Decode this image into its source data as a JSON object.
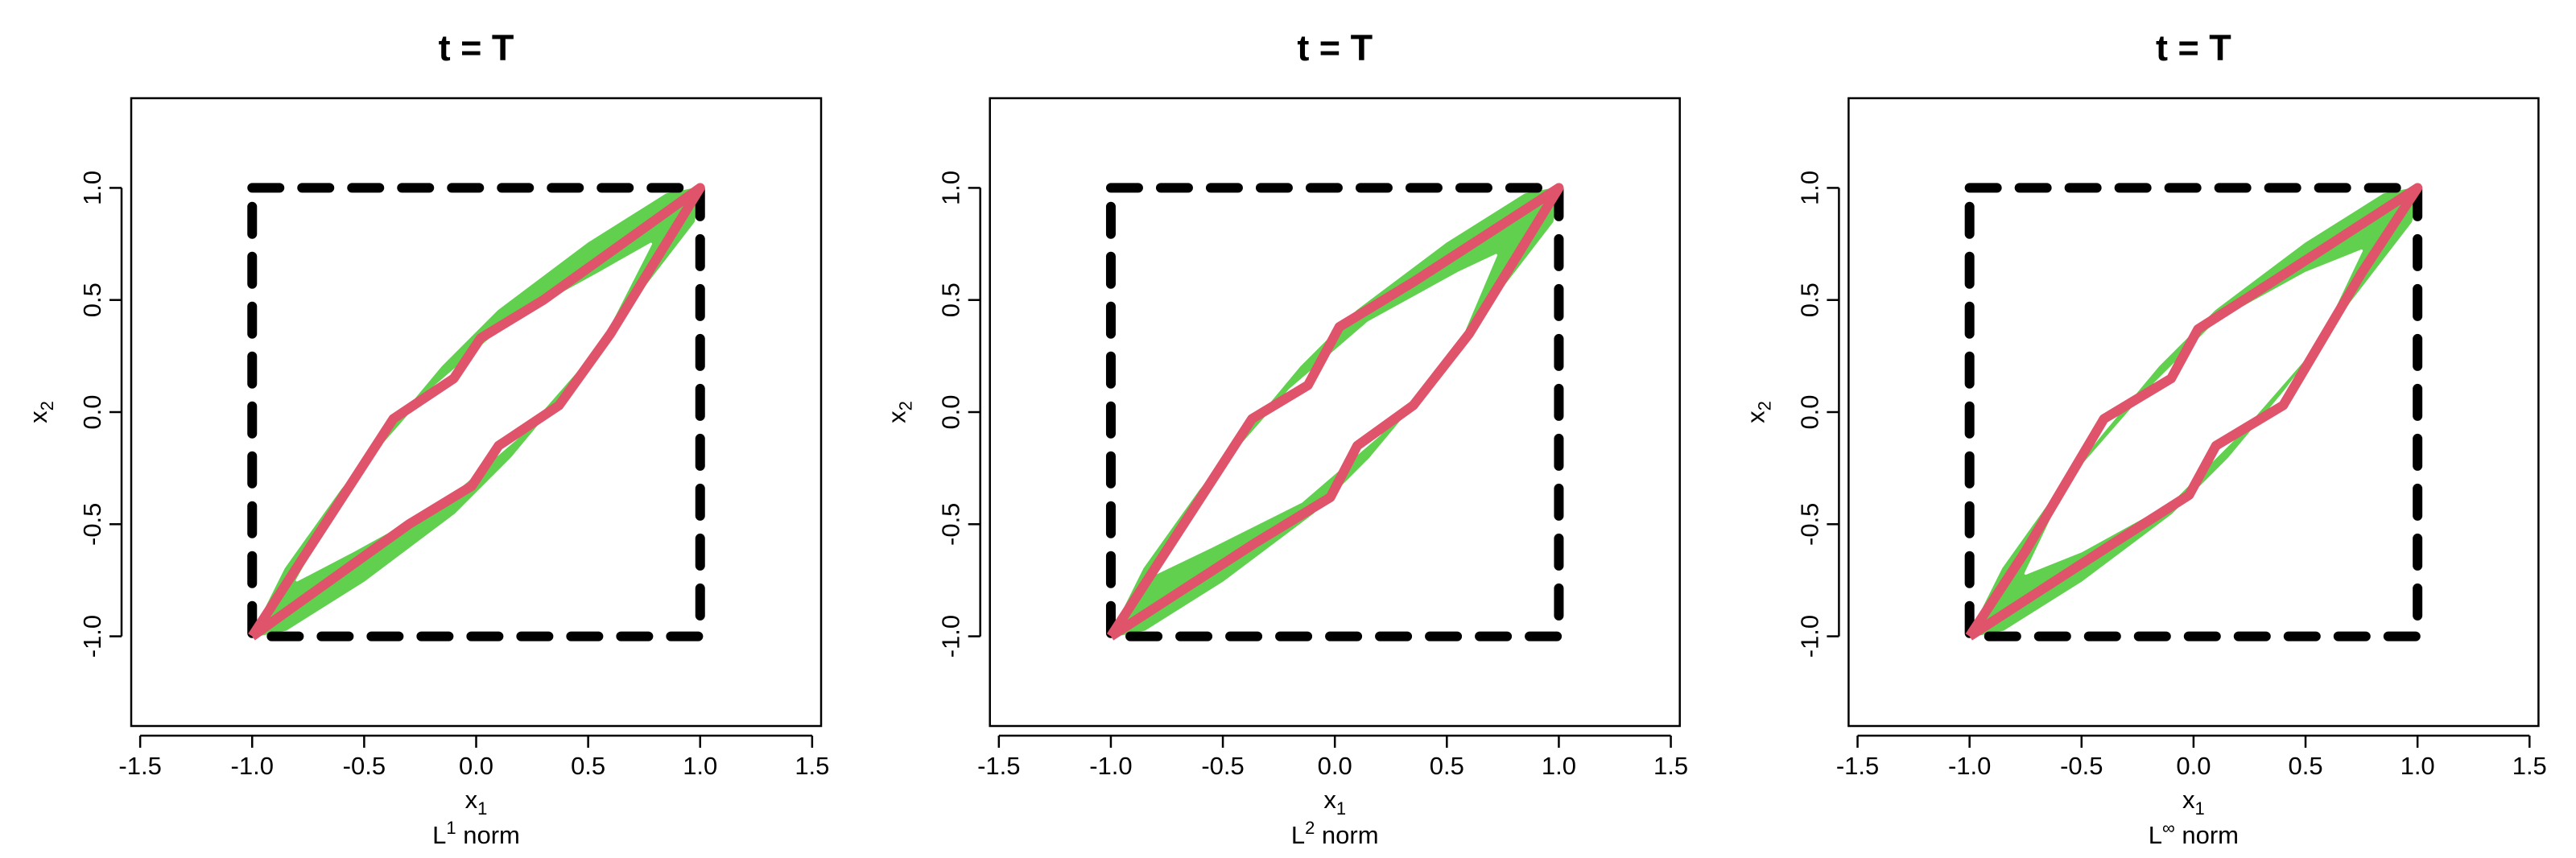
{
  "chart_data": [
    {
      "type": "line",
      "title": "t = T",
      "xlabel": {
        "main": "x",
        "sub": "1"
      },
      "ylabel": {
        "main": "x",
        "sub": "2"
      },
      "caption": {
        "main": "L",
        "sup": "1",
        "rest": " norm"
      },
      "xlim": [
        -1.54,
        1.54
      ],
      "ylim": [
        -1.4,
        1.4
      ],
      "xticks": [
        -1.5,
        {
          "value": -1,
          "label": "-1.0"
        },
        -0.5,
        {
          "value": 0,
          "label": "0.0"
        },
        0.5,
        {
          "value": 1,
          "label": "1.0"
        },
        1.5
      ],
      "yticks": [
        {
          "value": -1,
          "label": "-1.0"
        },
        -0.5,
        {
          "value": 0,
          "label": "0.0"
        },
        0.5,
        {
          "value": 1,
          "label": "1.0"
        }
      ],
      "series": [
        {
          "color": "#61d04f",
          "fill": true,
          "x": [
            -1,
            -0.85,
            -0.6,
            -0.4,
            -0.15,
            0.1,
            0.5,
            0.85,
            1,
            0.97,
            0.7,
            0.4,
            0.15,
            -0.1,
            -0.5,
            -0.85
          ],
          "values": [
            -1,
            -0.7,
            -0.35,
            -0.1,
            0.2,
            0.45,
            0.75,
            0.97,
            1,
            0.85,
            0.5,
            0.1,
            -0.2,
            -0.45,
            -0.75,
            -0.97
          ]
        },
        {
          "color": "#ffffff",
          "fill": true,
          "x": [
            -0.8,
            -0.55,
            -0.15,
            0.2,
            0.55,
            0.78,
            0.55,
            0.15,
            -0.2,
            -0.55
          ],
          "values": [
            -0.75,
            -0.62,
            -0.4,
            -0.1,
            0.3,
            0.75,
            0.62,
            0.4,
            0.1,
            -0.3
          ]
        },
        {
          "color": "#000000",
          "dash": true,
          "x": [
            -1,
            1,
            1,
            -1,
            -1
          ],
          "values": [
            1,
            1,
            -1,
            -1,
            1
          ]
        },
        {
          "color": "#df536b",
          "x": [
            -1,
            -0.37,
            -0.1,
            0.02,
            0.3,
            1,
            0.6,
            0.37,
            0.1,
            -0.02,
            -0.3,
            -1
          ],
          "values": [
            -1,
            -0.03,
            0.15,
            0.33,
            0.5,
            1,
            0.35,
            0.03,
            -0.15,
            -0.33,
            -0.5,
            -1
          ]
        }
      ]
    },
    {
      "type": "line",
      "title": "t = T",
      "xlabel": {
        "main": "x",
        "sub": "1"
      },
      "ylabel": {
        "main": "x",
        "sub": "2"
      },
      "caption": {
        "main": "L",
        "sup": "2",
        "rest": " norm"
      },
      "xlim": [
        -1.54,
        1.54
      ],
      "ylim": [
        -1.4,
        1.4
      ],
      "xticks": [
        -1.5,
        {
          "value": -1,
          "label": "-1.0"
        },
        -0.5,
        {
          "value": 0,
          "label": "0.0"
        },
        0.5,
        {
          "value": 1,
          "label": "1.0"
        },
        1.5
      ],
      "yticks": [
        {
          "value": -1,
          "label": "-1.0"
        },
        -0.5,
        {
          "value": 0,
          "label": "0.0"
        },
        0.5,
        {
          "value": 1,
          "label": "1.0"
        }
      ],
      "series": [
        {
          "color": "#61d04f",
          "fill": true,
          "x": [
            -1,
            -0.85,
            -0.6,
            -0.4,
            -0.15,
            0.1,
            0.5,
            0.85,
            1,
            0.97,
            0.7,
            0.4,
            0.15,
            -0.1,
            -0.5,
            -0.85
          ],
          "values": [
            -1,
            -0.7,
            -0.35,
            -0.1,
            0.2,
            0.45,
            0.75,
            0.97,
            1,
            0.85,
            0.5,
            0.1,
            -0.2,
            -0.45,
            -0.75,
            -0.97
          ]
        },
        {
          "color": "#ffffff",
          "fill": true,
          "x": [
            -0.8,
            -0.55,
            -0.15,
            0.2,
            0.55,
            0.72,
            0.55,
            0.15,
            -0.2,
            -0.55
          ],
          "values": [
            -0.72,
            -0.6,
            -0.4,
            -0.1,
            0.3,
            0.7,
            0.62,
            0.4,
            0.1,
            -0.3
          ]
        },
        {
          "color": "#000000",
          "dash": true,
          "x": [
            -1,
            1,
            1,
            -1,
            -1
          ],
          "values": [
            1,
            1,
            -1,
            -1,
            1
          ]
        },
        {
          "color": "#df536b",
          "x": [
            -1,
            -0.37,
            -0.12,
            0.02,
            0.35,
            1,
            0.6,
            0.35,
            0.1,
            -0.02,
            -0.35,
            -1
          ],
          "values": [
            -1,
            -0.03,
            0.12,
            0.38,
            0.58,
            1,
            0.35,
            0.03,
            -0.15,
            -0.38,
            -0.58,
            -1
          ]
        }
      ]
    },
    {
      "type": "line",
      "title": "t = T",
      "xlabel": {
        "main": "x",
        "sub": "1"
      },
      "ylabel": {
        "main": "x",
        "sub": "2"
      },
      "caption": {
        "main": "L",
        "sup": "∞",
        "rest": " norm"
      },
      "xlim": [
        -1.54,
        1.54
      ],
      "ylim": [
        -1.4,
        1.4
      ],
      "xticks": [
        -1.5,
        {
          "value": -1,
          "label": "-1.0"
        },
        -0.5,
        {
          "value": 0,
          "label": "0.0"
        },
        0.5,
        {
          "value": 1,
          "label": "1.0"
        },
        1.5
      ],
      "yticks": [
        {
          "value": -1,
          "label": "-1.0"
        },
        -0.5,
        {
          "value": 0,
          "label": "0.0"
        },
        0.5,
        {
          "value": 1,
          "label": "1.0"
        }
      ],
      "series": [
        {
          "color": "#61d04f",
          "fill": true,
          "x": [
            -1,
            -0.85,
            -0.6,
            -0.4,
            -0.15,
            0.1,
            0.5,
            0.85,
            1,
            0.97,
            0.7,
            0.4,
            0.15,
            -0.1,
            -0.5,
            -0.85
          ],
          "values": [
            -1,
            -0.7,
            -0.35,
            -0.1,
            0.2,
            0.45,
            0.75,
            0.97,
            1,
            0.85,
            0.5,
            0.1,
            -0.2,
            -0.45,
            -0.75,
            -0.97
          ]
        },
        {
          "color": "#ffffff",
          "fill": true,
          "x": [
            -0.75,
            -0.5,
            -0.1,
            0.2,
            0.55,
            0.75,
            0.5,
            0.1,
            -0.2,
            -0.55
          ],
          "values": [
            -0.72,
            -0.62,
            -0.4,
            -0.1,
            0.3,
            0.72,
            0.62,
            0.4,
            0.1,
            -0.3
          ]
        },
        {
          "color": "#000000",
          "dash": true,
          "x": [
            -1,
            1,
            1,
            -1,
            -1
          ],
          "values": [
            1,
            1,
            -1,
            -1,
            1
          ]
        },
        {
          "color": "#df536b",
          "x": [
            -1,
            -0.75,
            -0.4,
            -0.1,
            0.02,
            0.35,
            1,
            0.75,
            0.4,
            0.1,
            -0.02,
            -0.35,
            -1
          ],
          "values": [
            -1,
            -0.62,
            -0.03,
            0.15,
            0.37,
            0.58,
            1,
            0.62,
            0.03,
            -0.15,
            -0.37,
            -0.58,
            -1
          ]
        }
      ]
    }
  ]
}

◇ ◇ ◇ ◇ ◇ ◇ ◇

# Task directions:
Restate the listing above word for word, and skip the pictures.

# Exercise response:
Decode this image into its source data as a JSON object.
{
  "chart_data": [
    {
      "type": "line",
      "title": "t = T",
      "xlabel": {
        "main": "x",
        "sub": "1"
      },
      "ylabel": {
        "main": "x",
        "sub": "2"
      },
      "caption": {
        "main": "L",
        "sup": "1",
        "rest": " norm"
      },
      "xlim": [
        -1.54,
        1.54
      ],
      "ylim": [
        -1.4,
        1.4
      ],
      "xticks": [
        -1.5,
        {
          "value": -1,
          "label": "-1.0"
        },
        -0.5,
        {
          "value": 0,
          "label": "0.0"
        },
        0.5,
        {
          "value": 1,
          "label": "1.0"
        },
        1.5
      ],
      "yticks": [
        {
          "value": -1,
          "label": "-1.0"
        },
        -0.5,
        {
          "value": 0,
          "label": "0.0"
        },
        0.5,
        {
          "value": 1,
          "label": "1.0"
        }
      ],
      "series": [
        {
          "color": "#61d04f",
          "fill": true,
          "x": [
            -1,
            -0.85,
            -0.6,
            -0.4,
            -0.15,
            0.1,
            0.5,
            0.85,
            1,
            0.97,
            0.7,
            0.4,
            0.15,
            -0.1,
            -0.5,
            -0.85
          ],
          "values": [
            -1,
            -0.7,
            -0.35,
            -0.1,
            0.2,
            0.45,
            0.75,
            0.97,
            1,
            0.85,
            0.5,
            0.1,
            -0.2,
            -0.45,
            -0.75,
            -0.97
          ]
        },
        {
          "color": "#ffffff",
          "fill": true,
          "x": [
            -0.8,
            -0.55,
            -0.15,
            0.2,
            0.55,
            0.78,
            0.55,
            0.15,
            -0.2,
            -0.55
          ],
          "values": [
            -0.75,
            -0.62,
            -0.4,
            -0.1,
            0.3,
            0.75,
            0.62,
            0.4,
            0.1,
            -0.3
          ]
        },
        {
          "color": "#000000",
          "dash": true,
          "x": [
            -1,
            1,
            1,
            -1,
            -1
          ],
          "values": [
            1,
            1,
            -1,
            -1,
            1
          ]
        },
        {
          "color": "#df536b",
          "x": [
            -1,
            -0.37,
            -0.1,
            0.02,
            0.3,
            1,
            0.6,
            0.37,
            0.1,
            -0.02,
            -0.3,
            -1
          ],
          "values": [
            -1,
            -0.03,
            0.15,
            0.33,
            0.5,
            1,
            0.35,
            0.03,
            -0.15,
            -0.33,
            -0.5,
            -1
          ]
        }
      ]
    },
    {
      "type": "line",
      "title": "t = T",
      "xlabel": {
        "main": "x",
        "sub": "1"
      },
      "ylabel": {
        "main": "x",
        "sub": "2"
      },
      "caption": {
        "main": "L",
        "sup": "2",
        "rest": " norm"
      },
      "xlim": [
        -1.54,
        1.54
      ],
      "ylim": [
        -1.4,
        1.4
      ],
      "xticks": [
        -1.5,
        {
          "value": -1,
          "label": "-1.0"
        },
        -0.5,
        {
          "value": 0,
          "label": "0.0"
        },
        0.5,
        {
          "value": 1,
          "label": "1.0"
        },
        1.5
      ],
      "yticks": [
        {
          "value": -1,
          "label": "-1.0"
        },
        -0.5,
        {
          "value": 0,
          "label": "0.0"
        },
        0.5,
        {
          "value": 1,
          "label": "1.0"
        }
      ],
      "series": [
        {
          "color": "#61d04f",
          "fill": true,
          "x": [
            -1,
            -0.85,
            -0.6,
            -0.4,
            -0.15,
            0.1,
            0.5,
            0.85,
            1,
            0.97,
            0.7,
            0.4,
            0.15,
            -0.1,
            -0.5,
            -0.85
          ],
          "values": [
            -1,
            -0.7,
            -0.35,
            -0.1,
            0.2,
            0.45,
            0.75,
            0.97,
            1,
            0.85,
            0.5,
            0.1,
            -0.2,
            -0.45,
            -0.75,
            -0.97
          ]
        },
        {
          "color": "#ffffff",
          "fill": true,
          "x": [
            -0.8,
            -0.55,
            -0.15,
            0.2,
            0.55,
            0.72,
            0.55,
            0.15,
            -0.2,
            -0.55
          ],
          "values": [
            -0.72,
            -0.6,
            -0.4,
            -0.1,
            0.3,
            0.7,
            0.62,
            0.4,
            0.1,
            -0.3
          ]
        },
        {
          "color": "#000000",
          "dash": true,
          "x": [
            -1,
            1,
            1,
            -1,
            -1
          ],
          "values": [
            1,
            1,
            -1,
            -1,
            1
          ]
        },
        {
          "color": "#df536b",
          "x": [
            -1,
            -0.37,
            -0.12,
            0.02,
            0.35,
            1,
            0.6,
            0.35,
            0.1,
            -0.02,
            -0.35,
            -1
          ],
          "values": [
            -1,
            -0.03,
            0.12,
            0.38,
            0.58,
            1,
            0.35,
            0.03,
            -0.15,
            -0.38,
            -0.58,
            -1
          ]
        }
      ]
    },
    {
      "type": "line",
      "title": "t = T",
      "xlabel": {
        "main": "x",
        "sub": "1"
      },
      "ylabel": {
        "main": "x",
        "sub": "2"
      },
      "caption": {
        "main": "L",
        "sup": "∞",
        "rest": " norm"
      },
      "xlim": [
        -1.54,
        1.54
      ],
      "ylim": [
        -1.4,
        1.4
      ],
      "xticks": [
        -1.5,
        {
          "value": -1,
          "label": "-1.0"
        },
        -0.5,
        {
          "value": 0,
          "label": "0.0"
        },
        0.5,
        {
          "value": 1,
          "label": "1.0"
        },
        1.5
      ],
      "yticks": [
        {
          "value": -1,
          "label": "-1.0"
        },
        -0.5,
        {
          "value": 0,
          "label": "0.0"
        },
        0.5,
        {
          "value": 1,
          "label": "1.0"
        }
      ],
      "series": [
        {
          "color": "#61d04f",
          "fill": true,
          "x": [
            -1,
            -0.85,
            -0.6,
            -0.4,
            -0.15,
            0.1,
            0.5,
            0.85,
            1,
            0.97,
            0.7,
            0.4,
            0.15,
            -0.1,
            -0.5,
            -0.85
          ],
          "values": [
            -1,
            -0.7,
            -0.35,
            -0.1,
            0.2,
            0.45,
            0.75,
            0.97,
            1,
            0.85,
            0.5,
            0.1,
            -0.2,
            -0.45,
            -0.75,
            -0.97
          ]
        },
        {
          "color": "#ffffff",
          "fill": true,
          "x": [
            -0.75,
            -0.5,
            -0.1,
            0.2,
            0.55,
            0.75,
            0.5,
            0.1,
            -0.2,
            -0.55
          ],
          "values": [
            -0.72,
            -0.62,
            -0.4,
            -0.1,
            0.3,
            0.72,
            0.62,
            0.4,
            0.1,
            -0.3
          ]
        },
        {
          "color": "#000000",
          "dash": true,
          "x": [
            -1,
            1,
            1,
            -1,
            -1
          ],
          "values": [
            1,
            1,
            -1,
            -1,
            1
          ]
        },
        {
          "color": "#df536b",
          "x": [
            -1,
            -0.75,
            -0.4,
            -0.1,
            0.02,
            0.35,
            1,
            0.75,
            0.4,
            0.1,
            -0.02,
            -0.35,
            -1
          ],
          "values": [
            -1,
            -0.62,
            -0.03,
            0.15,
            0.37,
            0.58,
            1,
            0.62,
            0.03,
            -0.15,
            -0.37,
            -0.58,
            -1
          ]
        }
      ]
    }
  ]
}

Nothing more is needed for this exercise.